§ **Information shown**
########################################
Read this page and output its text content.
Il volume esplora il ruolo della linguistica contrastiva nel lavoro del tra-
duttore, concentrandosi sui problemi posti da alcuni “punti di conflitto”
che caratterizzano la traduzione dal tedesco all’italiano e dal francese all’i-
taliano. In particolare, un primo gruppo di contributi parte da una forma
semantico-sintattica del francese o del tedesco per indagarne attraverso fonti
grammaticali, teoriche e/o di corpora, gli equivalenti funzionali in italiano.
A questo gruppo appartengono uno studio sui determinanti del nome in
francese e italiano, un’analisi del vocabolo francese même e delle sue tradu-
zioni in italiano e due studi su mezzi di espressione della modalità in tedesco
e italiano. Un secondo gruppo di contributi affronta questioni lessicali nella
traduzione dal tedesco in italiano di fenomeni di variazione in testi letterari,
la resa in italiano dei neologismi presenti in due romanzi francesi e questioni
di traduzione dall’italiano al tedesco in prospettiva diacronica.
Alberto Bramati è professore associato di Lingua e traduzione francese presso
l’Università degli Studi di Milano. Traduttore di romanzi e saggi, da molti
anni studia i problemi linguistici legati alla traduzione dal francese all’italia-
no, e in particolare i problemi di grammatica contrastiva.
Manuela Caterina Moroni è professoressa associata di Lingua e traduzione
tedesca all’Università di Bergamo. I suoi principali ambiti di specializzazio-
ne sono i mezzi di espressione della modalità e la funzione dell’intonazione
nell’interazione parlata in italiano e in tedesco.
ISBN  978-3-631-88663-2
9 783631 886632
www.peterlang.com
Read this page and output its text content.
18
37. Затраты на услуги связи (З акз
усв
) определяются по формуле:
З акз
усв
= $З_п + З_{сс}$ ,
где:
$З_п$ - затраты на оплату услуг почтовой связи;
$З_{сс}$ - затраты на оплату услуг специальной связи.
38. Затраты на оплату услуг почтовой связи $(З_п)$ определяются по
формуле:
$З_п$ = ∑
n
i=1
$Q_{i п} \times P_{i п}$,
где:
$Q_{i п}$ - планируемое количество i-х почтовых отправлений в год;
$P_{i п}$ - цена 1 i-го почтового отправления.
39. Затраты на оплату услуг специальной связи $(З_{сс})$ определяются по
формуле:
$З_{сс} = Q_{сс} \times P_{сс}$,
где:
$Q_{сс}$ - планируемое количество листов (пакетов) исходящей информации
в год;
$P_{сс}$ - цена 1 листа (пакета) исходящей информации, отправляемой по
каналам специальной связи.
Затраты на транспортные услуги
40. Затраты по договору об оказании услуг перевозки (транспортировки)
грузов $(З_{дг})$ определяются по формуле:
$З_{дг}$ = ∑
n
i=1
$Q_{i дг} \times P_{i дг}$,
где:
########################################
§ **Task details**
Extract each line from the listing above, please, and repeat it exactly.

§ **Solved exercise**
Read this page and output its text content.
Il volume esplora il ruolo della linguistica contrastiva nel lavoro del tra-
duttore, concentrandosi sui problemi posti da alcuni “punti di conflitto”
che caratterizzano la traduzione dal tedesco all’italiano e dal francese all’i-
taliano. In particolare, un primo gruppo di contributi parte da una forma
semantico-sintattica del francese o del tedesco per indagarne attraverso fonti
grammaticali, teoriche e/o di corpora, gli equivalenti funzionali in italiano.
A questo gruppo appartengono uno studio sui determinanti del nome in
francese e italiano, un’analisi del vocabolo francese même e delle sue tradu-
zioni in italiano e due studi su mezzi di espressione della modalità in tedesco
e italiano. Un secondo gruppo di contributi affronta questioni lessicali nella
traduzione dal tedesco in italiano di fenomeni di variazione in testi letterari,
la resa in italiano dei neologismi presenti in due romanzi francesi e questioni
di traduzione dall’italiano al tedesco in prospettiva diacronica.
Alberto Bramati è professore associato di Lingua e traduzione francese presso
l’Università degli Studi di Milano. Traduttore di romanzi e saggi, da molti
anni studia i problemi linguistici legati alla traduzione dal francese all’italia-
no, e in particolare i problemi di grammatica contrastiva.
Manuela Caterina Moroni è professoressa associata di Lingua e traduzione
tedesca all’Università di Bergamo. I suoi principali ambiti di specializzazio-
ne sono i mezzi di espressione della modalità e la funzione dell’intonazione
nell’interazione parlata in italiano e in tedesco.
ISBN  978-3-631-88663-2
9 783631 886632
www.peterlang.com
Read this page and output its text content.
18
37. Затраты на услуги связи (З акз
усв
) определяются по формуле:
З акз
усв
= $З_п + З_{сс}$ ,
где:
$З_п$ - затраты на оплату услуг почтовой связи;
$З_{сс}$ - затраты на оплату услуг специальной связи.
38. Затраты на оплату услуг почтовой связи $(З_п)$ определяются по
формуле:
$З_п$ = ∑
n
i=1
$Q_{i п} \times P_{i п}$,
где:
$Q_{i п}$ - планируемое количество i-х почтовых отправлений в год;
$P_{i п}$ - цена 1 i-го почтового отправления.
39. Затраты на оплату услуг специальной связи $(З_{сс})$ определяются по
формуле:
$З_{сс} = Q_{сс} \times P_{сс}$,
где:
$Q_{сс}$ - планируемое количество листов (пакетов) исходящей информации
в год;
$P_{сс}$ - цена 1 листа (пакета) исходящей информации, отправляемой по
каналам специальной связи.
Затраты на транспортные услуги
40. Затраты по договору об оказании услуг перевозки (транспортировки)
грузов $(З_{дг})$ определяются по формуле:
$З_{дг}$ = ∑
n
i=1
$Q_{i дг} \times P_{i дг}$,
где:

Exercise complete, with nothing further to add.